[Stored records]
◇ ◇ ◇ ◇ ◇

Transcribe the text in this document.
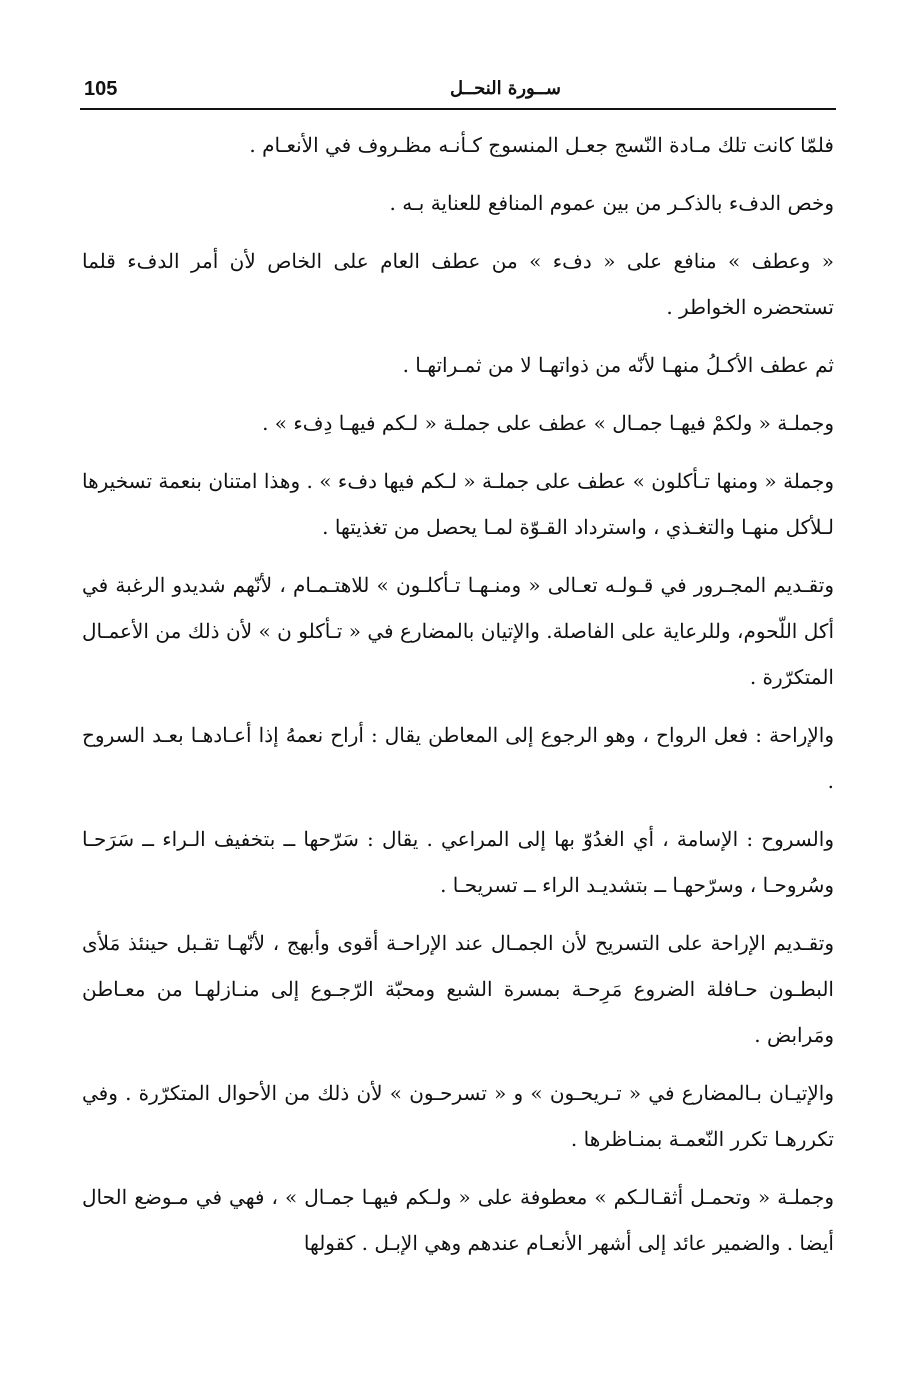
105	ســورة النحــل

فلمّا كانت تلك مـادة النّسج جعـل المنسوج كـأنـه مظـروف في الأنعـام .

وخص الدفء بالذكـر من بين عموم المنافع للعناية بـه .

« وعطف » منافع على « دفء » من عطف العام على الخاص لأن أمر الدفء قلما تستحضره الخواطر .

ثم عطف الأكـلُ منهـا لأنّه من ذواتهـا لا من ثمـراتهـا .

وجملـة « ولكمْ فيهـا جمـال » عطف على جملـة « لـكم فيهـا دِفء » .

وجملة « ومنها تـأكلون » عطف على جملـة « لـكم فيها دفء » . وهذا امتنان بنعمة تسخيرها لـلأكل منهـا والتغـذي ، واسترداد القـوّة لمـا يحصل من تغذيتها .

وتقـديم المجـرور في قـولـه تعـالى « ومنـهـا تـأكلـون » للاهتـمـام ، لأنّهم شديدو الرغبة في أكل اللّحوم، وللرعاية على الفاصلة. والإتيان بالمضارع في « تـأكلو ن » لأن ذلك من الأعمـال المتكرّرة .

والإراحة : فعل الرواح ، وهو الرجوع إلى المعاطن يقال : أراح نعمهُ إذا أعـادهـا بعـد السروح .

والسروح : الإسامة ، أي الغدُوّ بها إلى المراعي . يقال : سَرّحها ــ بتخفيف الـراء ــ سَرَحـا وسُروحـا ، وسرّحهـا ــ بتشديـد الراء ــ تسريحـا .

وتقـديم الإراحة على التسريح لأن الجمـال عند الإراحـة أقوى وأبهج ، لأنّهـا تقـبل حينئذ مَلأى البطـون حـافلة الضروع مَرِحـة بمسرة الشبع ومحبّة الرّجـوع إلى منـازلهـا من معـاطن ومَرابض .

والإتيـان بـالمضارع في « تـريحـون » و « تسرحـون » لأن ذلك من الأحوال المتكرّرة . وفي تكررهـا تكرر النّعمـة بمنـاظرها .

وجملـة « وتحمـل أثقـالـكم » معطوفة على « ولـكم فيهـا جمـال » ، فهي في مـوضع الحال أيضا . والضمير عائد إلى أشهر الأنعـام عندهم وهي الإبـل . كقولها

◇ ◇ ◇ ◇ ◇

Task :: Copy out each line of the entries that holds "الأنعـام".

Output ::
فلمّا كانت تلك مـادة النّسج جعـل المنسوج كـأنـه مظـروف في الأنعـام .
وجملـة « وتحمـل أثقـالـكم » معطوفة على « ولـكم فيهـا جمـال » ، فهي في مـوضع الحال أيضا . والضمير عائد إلى أشهر الأنعـام عندهم وهي الإبـل . كقولها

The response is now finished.